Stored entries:
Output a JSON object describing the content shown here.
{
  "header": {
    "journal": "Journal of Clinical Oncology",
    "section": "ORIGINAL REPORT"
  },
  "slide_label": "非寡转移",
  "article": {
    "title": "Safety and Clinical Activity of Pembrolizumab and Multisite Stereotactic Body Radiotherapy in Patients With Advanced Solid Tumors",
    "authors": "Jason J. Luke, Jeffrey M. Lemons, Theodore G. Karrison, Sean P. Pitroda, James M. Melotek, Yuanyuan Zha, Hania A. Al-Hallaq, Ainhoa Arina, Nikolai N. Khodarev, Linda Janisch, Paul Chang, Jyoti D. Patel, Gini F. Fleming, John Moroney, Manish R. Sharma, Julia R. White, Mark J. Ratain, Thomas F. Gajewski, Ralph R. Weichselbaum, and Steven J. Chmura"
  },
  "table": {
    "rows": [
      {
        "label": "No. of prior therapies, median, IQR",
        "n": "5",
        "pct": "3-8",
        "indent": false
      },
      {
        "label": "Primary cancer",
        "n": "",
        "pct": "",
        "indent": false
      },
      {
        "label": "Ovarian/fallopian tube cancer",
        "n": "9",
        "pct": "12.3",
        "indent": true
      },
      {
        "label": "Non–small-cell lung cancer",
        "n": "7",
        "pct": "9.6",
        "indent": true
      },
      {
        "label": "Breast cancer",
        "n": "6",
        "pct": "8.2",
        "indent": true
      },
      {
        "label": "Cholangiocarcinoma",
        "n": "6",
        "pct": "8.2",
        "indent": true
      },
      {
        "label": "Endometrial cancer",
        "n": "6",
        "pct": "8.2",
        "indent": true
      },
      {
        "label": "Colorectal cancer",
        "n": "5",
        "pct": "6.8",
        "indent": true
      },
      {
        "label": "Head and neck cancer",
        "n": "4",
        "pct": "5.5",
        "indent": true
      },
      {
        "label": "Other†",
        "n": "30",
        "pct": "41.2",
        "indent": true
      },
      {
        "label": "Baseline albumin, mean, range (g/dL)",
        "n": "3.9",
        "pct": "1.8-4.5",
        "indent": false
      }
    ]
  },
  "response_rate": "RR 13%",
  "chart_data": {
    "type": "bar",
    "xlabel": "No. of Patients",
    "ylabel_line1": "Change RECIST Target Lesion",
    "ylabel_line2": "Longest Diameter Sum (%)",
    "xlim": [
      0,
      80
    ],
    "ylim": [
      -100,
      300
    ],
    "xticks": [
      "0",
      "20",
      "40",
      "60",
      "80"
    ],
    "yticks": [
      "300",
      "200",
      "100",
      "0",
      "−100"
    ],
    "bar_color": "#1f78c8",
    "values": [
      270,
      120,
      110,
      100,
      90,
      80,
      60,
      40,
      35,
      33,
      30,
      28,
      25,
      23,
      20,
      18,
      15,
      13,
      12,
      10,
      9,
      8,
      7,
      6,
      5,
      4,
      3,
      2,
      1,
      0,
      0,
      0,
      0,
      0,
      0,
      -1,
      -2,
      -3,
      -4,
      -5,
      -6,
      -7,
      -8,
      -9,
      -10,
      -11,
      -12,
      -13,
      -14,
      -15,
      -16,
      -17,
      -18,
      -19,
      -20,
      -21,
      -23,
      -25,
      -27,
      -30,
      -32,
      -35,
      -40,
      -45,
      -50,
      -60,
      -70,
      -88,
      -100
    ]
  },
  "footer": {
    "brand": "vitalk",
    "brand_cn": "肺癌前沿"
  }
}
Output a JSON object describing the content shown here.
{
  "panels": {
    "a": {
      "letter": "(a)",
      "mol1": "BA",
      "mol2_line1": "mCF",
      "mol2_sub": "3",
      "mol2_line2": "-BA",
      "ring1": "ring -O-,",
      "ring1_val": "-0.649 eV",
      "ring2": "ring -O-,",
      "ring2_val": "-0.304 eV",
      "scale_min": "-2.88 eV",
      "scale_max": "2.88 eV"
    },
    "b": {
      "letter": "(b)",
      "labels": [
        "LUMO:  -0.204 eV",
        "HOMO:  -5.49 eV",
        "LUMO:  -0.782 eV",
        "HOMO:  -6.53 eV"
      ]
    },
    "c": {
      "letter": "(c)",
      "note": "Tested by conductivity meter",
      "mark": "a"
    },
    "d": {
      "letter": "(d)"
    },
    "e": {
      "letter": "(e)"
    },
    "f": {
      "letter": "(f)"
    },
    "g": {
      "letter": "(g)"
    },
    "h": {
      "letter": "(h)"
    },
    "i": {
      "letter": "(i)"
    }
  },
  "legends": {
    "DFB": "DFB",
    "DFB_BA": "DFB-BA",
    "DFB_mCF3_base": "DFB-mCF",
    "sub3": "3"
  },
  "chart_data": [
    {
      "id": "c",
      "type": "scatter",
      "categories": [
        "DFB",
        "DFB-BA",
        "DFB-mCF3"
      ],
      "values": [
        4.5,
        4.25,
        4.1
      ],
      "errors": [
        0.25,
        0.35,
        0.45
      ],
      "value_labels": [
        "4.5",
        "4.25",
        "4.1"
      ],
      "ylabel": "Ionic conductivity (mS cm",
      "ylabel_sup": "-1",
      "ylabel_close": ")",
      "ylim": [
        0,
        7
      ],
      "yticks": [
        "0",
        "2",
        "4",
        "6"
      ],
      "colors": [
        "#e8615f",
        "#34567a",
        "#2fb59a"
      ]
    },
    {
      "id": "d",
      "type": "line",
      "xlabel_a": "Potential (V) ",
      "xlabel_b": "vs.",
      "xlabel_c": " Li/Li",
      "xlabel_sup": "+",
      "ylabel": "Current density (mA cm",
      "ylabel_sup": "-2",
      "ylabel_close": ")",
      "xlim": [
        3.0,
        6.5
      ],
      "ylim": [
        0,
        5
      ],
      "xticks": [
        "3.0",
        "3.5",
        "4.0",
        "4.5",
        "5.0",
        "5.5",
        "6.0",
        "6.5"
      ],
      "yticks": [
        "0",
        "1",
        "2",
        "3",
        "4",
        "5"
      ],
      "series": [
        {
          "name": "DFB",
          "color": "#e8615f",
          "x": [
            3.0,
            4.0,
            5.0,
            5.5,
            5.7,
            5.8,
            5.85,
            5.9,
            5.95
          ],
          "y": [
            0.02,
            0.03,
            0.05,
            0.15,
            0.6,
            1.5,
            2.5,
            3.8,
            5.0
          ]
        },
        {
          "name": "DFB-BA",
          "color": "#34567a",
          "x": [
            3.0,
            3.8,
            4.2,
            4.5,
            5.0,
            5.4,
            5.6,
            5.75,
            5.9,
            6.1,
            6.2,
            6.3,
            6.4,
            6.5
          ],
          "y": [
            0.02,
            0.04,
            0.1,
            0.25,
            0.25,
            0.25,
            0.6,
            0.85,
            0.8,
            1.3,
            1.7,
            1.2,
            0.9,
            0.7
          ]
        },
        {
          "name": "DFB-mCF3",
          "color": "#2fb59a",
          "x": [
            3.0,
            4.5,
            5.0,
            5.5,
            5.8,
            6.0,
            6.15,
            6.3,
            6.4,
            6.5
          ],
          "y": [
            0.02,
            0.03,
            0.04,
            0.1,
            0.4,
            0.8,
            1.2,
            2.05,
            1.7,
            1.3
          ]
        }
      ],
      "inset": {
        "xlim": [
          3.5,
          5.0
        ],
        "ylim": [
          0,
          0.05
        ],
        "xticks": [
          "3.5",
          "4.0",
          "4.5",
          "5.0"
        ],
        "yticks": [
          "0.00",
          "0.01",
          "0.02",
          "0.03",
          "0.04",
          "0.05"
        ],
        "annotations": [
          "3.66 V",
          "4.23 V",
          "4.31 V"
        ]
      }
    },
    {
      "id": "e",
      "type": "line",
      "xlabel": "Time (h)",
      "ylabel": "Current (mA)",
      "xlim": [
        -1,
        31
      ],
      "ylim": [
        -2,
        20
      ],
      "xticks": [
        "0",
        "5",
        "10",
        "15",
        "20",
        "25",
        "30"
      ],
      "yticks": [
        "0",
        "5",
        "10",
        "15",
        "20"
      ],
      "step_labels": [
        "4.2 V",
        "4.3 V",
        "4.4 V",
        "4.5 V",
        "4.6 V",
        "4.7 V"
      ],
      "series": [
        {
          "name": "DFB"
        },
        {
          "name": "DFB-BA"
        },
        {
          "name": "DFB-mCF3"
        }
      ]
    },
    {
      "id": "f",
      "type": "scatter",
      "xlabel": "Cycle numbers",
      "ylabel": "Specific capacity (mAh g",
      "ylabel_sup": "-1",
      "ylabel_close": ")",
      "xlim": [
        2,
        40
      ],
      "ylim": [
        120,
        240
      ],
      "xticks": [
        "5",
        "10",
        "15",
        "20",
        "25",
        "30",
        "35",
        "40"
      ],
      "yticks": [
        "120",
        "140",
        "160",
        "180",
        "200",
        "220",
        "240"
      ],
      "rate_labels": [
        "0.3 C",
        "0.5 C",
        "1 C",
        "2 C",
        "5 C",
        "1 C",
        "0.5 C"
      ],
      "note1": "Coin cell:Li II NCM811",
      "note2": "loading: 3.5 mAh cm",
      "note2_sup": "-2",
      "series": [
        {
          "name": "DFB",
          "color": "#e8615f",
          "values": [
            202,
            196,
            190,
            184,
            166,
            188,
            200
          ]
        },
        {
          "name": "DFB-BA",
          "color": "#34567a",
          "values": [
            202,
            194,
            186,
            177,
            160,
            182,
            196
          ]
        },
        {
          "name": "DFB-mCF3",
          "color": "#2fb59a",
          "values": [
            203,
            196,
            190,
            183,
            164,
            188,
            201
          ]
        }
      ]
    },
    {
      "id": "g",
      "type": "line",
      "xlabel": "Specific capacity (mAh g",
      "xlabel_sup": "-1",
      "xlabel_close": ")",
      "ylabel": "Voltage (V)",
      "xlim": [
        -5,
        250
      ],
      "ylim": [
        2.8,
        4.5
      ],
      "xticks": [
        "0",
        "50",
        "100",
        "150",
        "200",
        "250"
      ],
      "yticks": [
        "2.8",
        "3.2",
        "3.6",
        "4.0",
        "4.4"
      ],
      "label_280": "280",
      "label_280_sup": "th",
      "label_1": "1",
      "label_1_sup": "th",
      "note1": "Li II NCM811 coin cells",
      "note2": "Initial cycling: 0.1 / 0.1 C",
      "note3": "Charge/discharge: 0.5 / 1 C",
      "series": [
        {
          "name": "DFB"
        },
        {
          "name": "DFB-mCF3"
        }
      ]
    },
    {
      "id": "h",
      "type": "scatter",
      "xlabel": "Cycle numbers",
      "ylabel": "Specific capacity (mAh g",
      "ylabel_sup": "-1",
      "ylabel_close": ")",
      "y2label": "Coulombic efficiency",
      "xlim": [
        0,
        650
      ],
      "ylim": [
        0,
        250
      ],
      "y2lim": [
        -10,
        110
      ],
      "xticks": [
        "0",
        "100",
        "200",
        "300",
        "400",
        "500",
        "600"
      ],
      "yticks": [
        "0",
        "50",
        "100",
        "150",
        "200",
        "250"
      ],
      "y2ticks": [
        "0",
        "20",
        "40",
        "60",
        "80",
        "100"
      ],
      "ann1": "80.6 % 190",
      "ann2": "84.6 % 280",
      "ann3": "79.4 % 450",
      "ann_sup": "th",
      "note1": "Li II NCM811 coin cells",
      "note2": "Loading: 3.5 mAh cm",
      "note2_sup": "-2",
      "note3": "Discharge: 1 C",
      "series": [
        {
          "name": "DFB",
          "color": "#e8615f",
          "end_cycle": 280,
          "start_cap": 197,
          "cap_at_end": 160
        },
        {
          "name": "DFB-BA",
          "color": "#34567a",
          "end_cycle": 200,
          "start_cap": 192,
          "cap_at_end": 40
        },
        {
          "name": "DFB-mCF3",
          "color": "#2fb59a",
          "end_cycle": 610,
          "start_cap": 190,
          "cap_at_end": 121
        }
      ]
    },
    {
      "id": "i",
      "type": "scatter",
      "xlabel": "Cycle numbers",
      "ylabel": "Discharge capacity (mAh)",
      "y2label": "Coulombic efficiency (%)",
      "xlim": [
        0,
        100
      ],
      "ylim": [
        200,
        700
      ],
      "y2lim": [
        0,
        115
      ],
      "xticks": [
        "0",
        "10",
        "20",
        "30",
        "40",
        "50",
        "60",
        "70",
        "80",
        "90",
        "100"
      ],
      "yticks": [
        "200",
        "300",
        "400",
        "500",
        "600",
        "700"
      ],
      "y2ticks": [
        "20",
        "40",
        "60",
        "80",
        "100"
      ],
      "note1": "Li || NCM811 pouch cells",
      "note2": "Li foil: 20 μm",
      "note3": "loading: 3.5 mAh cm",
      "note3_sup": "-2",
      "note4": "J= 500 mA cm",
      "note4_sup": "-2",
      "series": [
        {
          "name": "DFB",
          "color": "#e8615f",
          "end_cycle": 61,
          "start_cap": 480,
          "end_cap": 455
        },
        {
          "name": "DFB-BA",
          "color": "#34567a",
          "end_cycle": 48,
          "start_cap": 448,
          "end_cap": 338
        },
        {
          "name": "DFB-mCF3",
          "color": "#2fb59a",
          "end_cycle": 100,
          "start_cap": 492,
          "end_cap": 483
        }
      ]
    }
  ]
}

■ What you need to do: Retrieve each line of the data in which the word "capacity" can be found.

■ Result:
      "ylabel": "Specific capacity (mAh g",
      "xlabel": "Specific capacity (mAh g",
      "ylabel": "Specific capacity (mAh g",
      "ylabel": "Discharge capacity (mAh)",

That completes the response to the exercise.